- [WORK REQUIRED]:
Lines containing "time" are to be counted. Give the number and nothing more.
──────── PROVIDED INFORMATION
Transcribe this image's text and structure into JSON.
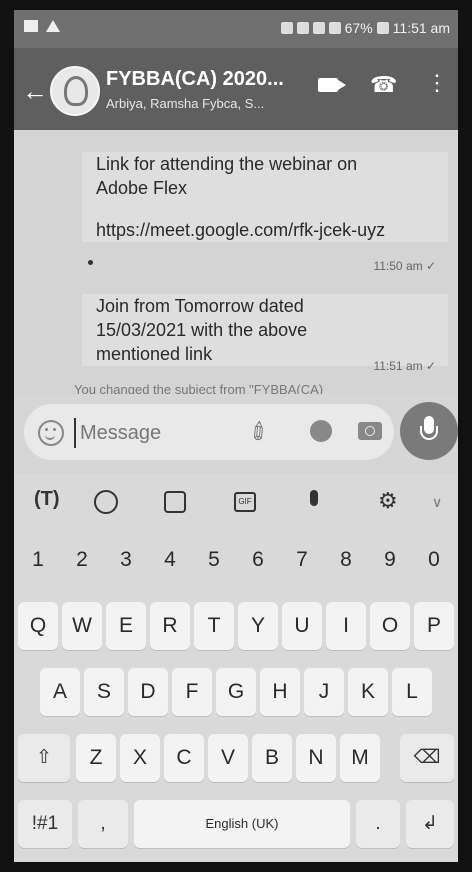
{
  "status_bar": {
    "battery": "67%",
    "time": "11:51 am"
  },
  "chat_header": {
    "title": "FYBBA(CA) 2020...",
    "subtitle": "Arbiya, Ramsha Fybca, S..."
  },
  "messages": [
    {
      "text": "Link for attending the webinar on Adobe Flex",
      "link": "https://meet.google.com/rfk-jcek-uyz",
      "trailing": ".",
      "time": "11:50 am ✓"
    },
    {
      "text": "Join from Tomorrow dated 15/03/2021 with the above mentioned link",
      "time": "11:51 am ✓"
    }
  ],
  "system_note": "You changed the subject from \"FYBBA(CA)",
  "composer": {
    "placeholder": "Message"
  },
  "keyboard": {
    "row_numbers": [
      "1",
      "2",
      "3",
      "4",
      "5",
      "6",
      "7",
      "8",
      "9",
      "0"
    ],
    "row_q": [
      "Q",
      "W",
      "E",
      "R",
      "T",
      "Y",
      "U",
      "I",
      "O",
      "P"
    ],
    "row_a": [
      "A",
      "S",
      "D",
      "F",
      "G",
      "H",
      "J",
      "K",
      "L"
    ],
    "row_z": [
      "Z",
      "X",
      "C",
      "V",
      "B",
      "N",
      "M"
    ],
    "symbols_label": "!#1",
    "comma_label": ",",
    "space_label": "English (UK)",
    "period_label": ".",
    "shift_glyph": "⇧",
    "backspace_glyph": "⌫",
    "enter_glyph": "↲",
    "toolbar_t": "(T)",
    "toolbar_gif": "GIF",
    "toolbar_gear": "⚙",
    "toolbar_chevron": "∨"
  },
  "icons": {
    "back": "←",
    "call": "☎",
    "more": "⋮",
    "attach": "✐"
  }
}
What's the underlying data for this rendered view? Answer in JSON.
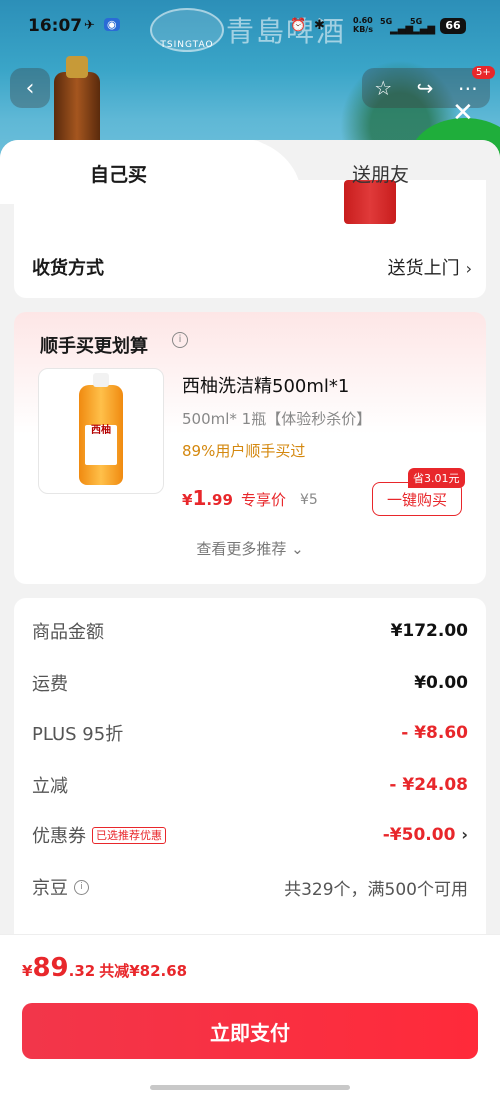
{
  "status_bar": {
    "time": "16:07",
    "network_speed": "0.60\nKB/s",
    "signal1": "5G",
    "signal2": "5G",
    "battery": "66"
  },
  "background": {
    "brand_logo": "TSINGTAO",
    "brand_name": "青島啤酒",
    "cart_badge": "5+"
  },
  "tabs": [
    {
      "label": "自己买",
      "active": true
    },
    {
      "label": "送朋友",
      "active": false
    }
  ],
  "shipping": {
    "label": "收货方式",
    "value": "送货上门"
  },
  "recommend": {
    "title": "顺手买更划算",
    "product": {
      "name": "西柚洗洁精500ml*1",
      "spec": "500ml* 1瓶【体验秒杀价】",
      "buyers": "89%用户顺手买过",
      "price_yen": "¥",
      "price_int": "1",
      "price_dec": ".99",
      "price_tag": "专享价",
      "orig_price": "¥5",
      "save_tag": "省3.01元",
      "buy_label": "一键购买",
      "bottle_label": "西柚"
    },
    "more_label": "查看更多推荐"
  },
  "price_details": [
    {
      "key": "商品金额",
      "value": "¥172.00",
      "style": ""
    },
    {
      "key": "运费",
      "value": "¥0.00",
      "style": ""
    },
    {
      "key": "PLUS 95折",
      "value": "- ¥8.60",
      "style": "red"
    },
    {
      "key": "立减",
      "value": "- ¥24.08",
      "style": "red"
    },
    {
      "key": "优惠券",
      "tag": "已选推荐优惠",
      "value": "-¥50.00",
      "style": "red"
    },
    {
      "key": "京豆",
      "value": "共329个，满500个可用",
      "style": "gray"
    }
  ],
  "footer": {
    "total_yen": "¥",
    "total_int": "89",
    "total_dec": ".32",
    "total_saving": "共减¥82.68",
    "pay_label": "立即支付"
  },
  "colors": {
    "accent": "#e8272b",
    "buyers": "#d4880f"
  }
}
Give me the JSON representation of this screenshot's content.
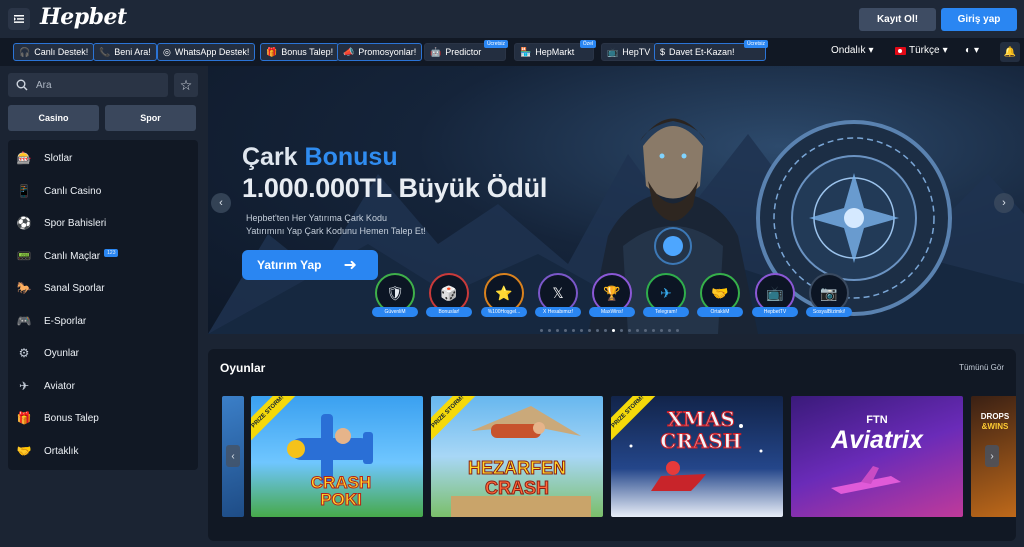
{
  "header": {
    "logo": "Hepbet",
    "register_label": "Kayıt Ol!",
    "login_label": "Giriş yap"
  },
  "subnav": {
    "items": [
      {
        "label": "Canlı Destek!",
        "icon": "headset-icon"
      },
      {
        "label": "Beni Ara!",
        "icon": "phone-icon"
      },
      {
        "label": "WhatsApp Destek!",
        "icon": "whatsapp-icon"
      },
      {
        "label": "Bonus Talep!",
        "icon": "gift-icon"
      },
      {
        "label": "Promosyonlar!",
        "icon": "megaphone-icon"
      },
      {
        "label": "Predictor",
        "icon": "robot-icon",
        "badge": "Ücretsiz"
      },
      {
        "label": "HepMarkt",
        "icon": "store-icon",
        "badge": "Özel"
      },
      {
        "label": "HepTV",
        "icon": "tv-icon"
      },
      {
        "label": "Davet Et-Kazan!",
        "icon": "coin-icon",
        "badge": "Ücretsiz"
      }
    ],
    "odds_format": "Ondalık",
    "language": "Türkçe",
    "theme_icon": "half-moon-icon"
  },
  "sidebar": {
    "search_placeholder": "Ara",
    "tabs": [
      "Casino",
      "Spor"
    ],
    "items": [
      {
        "label": "Slotlar",
        "icon": "slot-machine-icon"
      },
      {
        "label": "Canlı Casino",
        "icon": "mobile-cards-icon"
      },
      {
        "label": "Spor Bahisleri",
        "icon": "football-icon"
      },
      {
        "label": "Canlı Maçlar",
        "icon": "live-match-icon",
        "badge": "123"
      },
      {
        "label": "Sanal Sporlar",
        "icon": "horse-icon"
      },
      {
        "label": "E-Sporlar",
        "icon": "gamepad-icon"
      },
      {
        "label": "Oyunlar",
        "icon": "gear-icon"
      },
      {
        "label": "Aviator",
        "icon": "airplane-icon"
      },
      {
        "label": "Bonus Talep",
        "icon": "bonus-icon"
      },
      {
        "label": "Ortaklık",
        "icon": "handshake-icon"
      }
    ]
  },
  "hero": {
    "title_part1": "Çark ",
    "title_part2": "Bonusu",
    "headline": "1.000.000TL Büyük Ödül",
    "subtitle_line1": "Hepbet'ten Her Yatırıma Çark Kodu",
    "subtitle_line2": "Yatırımını Yap Çark Kodunu Hemen Talep Et!",
    "cta_label": "Yatırım Yap",
    "quick_links": [
      {
        "label": "GüvenliM",
        "icon": "shield-icon"
      },
      {
        "label": "Bonuslar!",
        "icon": "dice-icon"
      },
      {
        "label": "%100Hoşgel...",
        "icon": "star-icon"
      },
      {
        "label": "X Hesabımız!",
        "icon": "x-logo-icon"
      },
      {
        "label": "MaxWins!",
        "icon": "trophy-icon"
      },
      {
        "label": "Telegram!",
        "icon": "telegram-icon"
      },
      {
        "label": "OrtaklıM",
        "icon": "handshake-icon"
      },
      {
        "label": "HepbetTV",
        "icon": "tv-icon"
      },
      {
        "label": "SosyalBizimki!",
        "icon": "social-icon"
      }
    ],
    "active_slide": 9,
    "slide_count": 18
  },
  "games": {
    "title": "Oyunlar",
    "see_all": "Tümünü Gör",
    "items": [
      {
        "name_line1": "CRASH",
        "name_line2": "POKI",
        "ribbon": "PRIZE STORM!"
      },
      {
        "name_line1": "HEZARFEN",
        "name_line2": "CRASH",
        "ribbon": "PRIZE STORM!"
      },
      {
        "name_line1": "XMAS",
        "name_line2": "CRASH",
        "ribbon": "PRIZE STORM!"
      },
      {
        "name_line1": "FTN",
        "name_line2": "Aviatrix",
        "ribbon": ""
      },
      {
        "name_line1": "DROPS",
        "name_line2": "&WINS",
        "ribbon": ""
      }
    ]
  },
  "colors": {
    "accent": "#2a86f2",
    "background": "#1b2433",
    "panel": "#111824"
  }
}
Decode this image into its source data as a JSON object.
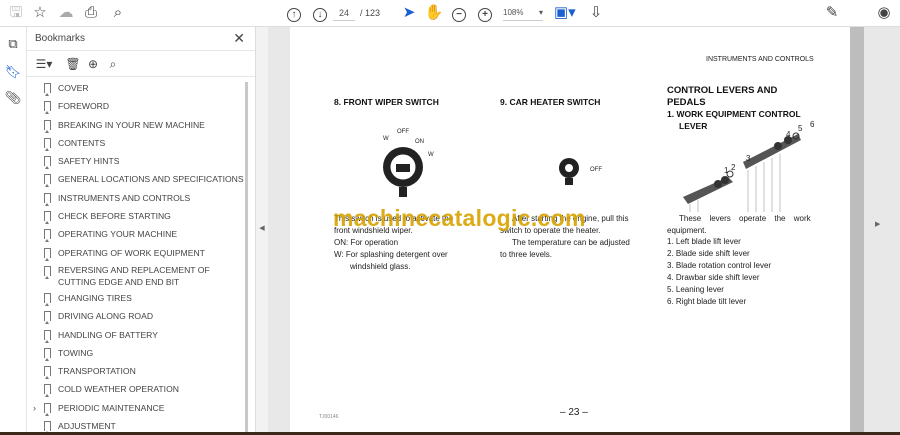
{
  "toolbar": {
    "page_current": "24",
    "page_total": "/ 123",
    "zoom": "108%"
  },
  "bookmarks": {
    "title": "Bookmarks",
    "items": [
      {
        "label": "COVER"
      },
      {
        "label": "FOREWORD"
      },
      {
        "label": "BREAKING IN YOUR NEW MACHINE"
      },
      {
        "label": "CONTENTS"
      },
      {
        "label": "SAFETY HINTS"
      },
      {
        "label": "GENERAL LOCATIONS AND SPECIFICATIONS"
      },
      {
        "label": "INSTRUMENTS AND CONTROLS"
      },
      {
        "label": "CHECK BEFORE STARTING"
      },
      {
        "label": "OPERATING YOUR MACHINE"
      },
      {
        "label": "OPERATING OF WORK EQUIPMENT"
      },
      {
        "label": "REVERSING AND REPLACEMENT OF CUTTING EDGE AND END BIT"
      },
      {
        "label": "CHANGING TIRES"
      },
      {
        "label": "DRIVING ALONG ROAD"
      },
      {
        "label": "HANDLING OF BATTERY"
      },
      {
        "label": "TOWING"
      },
      {
        "label": "TRANSPORTATION"
      },
      {
        "label": "COLD WEATHER OPERATION"
      },
      {
        "label": "PERIODIC MAINTENANCE"
      },
      {
        "label": "ADJUSTMENT"
      }
    ]
  },
  "page": {
    "header": "INSTRUMENTS AND CONTROLS",
    "s8_title": "8. FRONT WIPER SWITCH",
    "s8_labels": {
      "off": "OFF",
      "on": "ON",
      "w1": "W",
      "w2": "W"
    },
    "s8_l1": "This switch is used to activate the",
    "s8_l2": "front windshield wiper.",
    "s8_l3": "ON: For operation",
    "s8_l4": "W:  For splashing detergent over",
    "s8_l5": "windshield glass.",
    "s9_title": "9. CAR HEATER SWITCH",
    "s9_off": "OFF",
    "s9_l1": "After starting the engine, pull this",
    "s9_l2": "switch to operate the heater.",
    "s9_l3": "The temperature can be adjusted",
    "s9_l4": "to three levels.",
    "c_title1": "CONTROL LEVERS AND",
    "c_title2": "PEDALS",
    "c_sub1": "1.  WORK EQUIPMENT CONTROL",
    "c_sub2": "LEVER",
    "c_nums": [
      "1",
      "2",
      "3",
      "4",
      "5",
      "6"
    ],
    "c_l1": "These levers operate the work",
    "c_l2": "equipment.",
    "c_items": [
      "1.  Left blade lift lever",
      "2.  Blade side shift lever",
      "3.  Blade rotation control lever",
      "4.  Drawbar side shift lever",
      "5.  Leaning lever",
      "6.  Right blade tilt lever"
    ],
    "footer_code": "TJ00146",
    "page_number": "– 23 –",
    "watermark": "machinecatalogic.com"
  }
}
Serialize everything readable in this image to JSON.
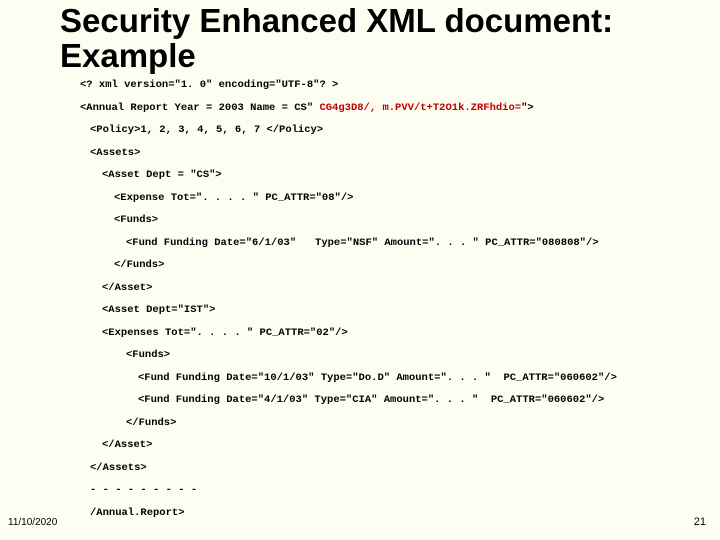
{
  "title": "Security Enhanced XML document: Example",
  "footer": {
    "date": "11/10/2020",
    "page": "21"
  },
  "code": {
    "l0": "<? xml version=\"1. 0\" encoding=\"UTF-8\"? >",
    "l1a": "<Annual Report Year = 2003 Name = CS\"",
    "l1b": " CG4g3D8/, m.PVV/t+T2O1k.ZRFhdio=",
    "l1c": "\">",
    "l2": "<Policy>1, 2, 3, 4, 5, 6, 7 </Policy>",
    "l3": "<Assets>",
    "l4": "<Asset Dept = \"CS\">",
    "l5": "<Expense Tot=\". . . . \" PC_ATTR=\"08\"/>",
    "l6": "<Funds>",
    "l7": "<Fund Funding Date=\"6/1/03\"   Type=\"NSF\" Amount=\". . . \" PC_ATTR=\"080808\"/>",
    "l8": "</Funds>",
    "l9": "</Asset>",
    "l10": "<Asset Dept=\"IST\">",
    "l11": "<Expenses Tot=\". . . . \" PC_ATTR=\"02\"/>",
    "l12": "<Funds>",
    "l13": "<Fund Funding Date=\"10/1/03\" Type=\"Do.D\" Amount=\". . . \"  PC_ATTR=\"060602\"/>",
    "l14": "<Fund Funding Date=\"4/1/03\" Type=\"CIA\" Amount=\". . . \"  PC_ATTR=\"060602\"/>",
    "l15": "</Funds>",
    "l16": "</Asset>",
    "l17": "</Assets>",
    "l18": "- - - - - - - - -",
    "l19": "/Annual.Report>"
  }
}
────────────────
- [WRITTEN ANSWER]:
4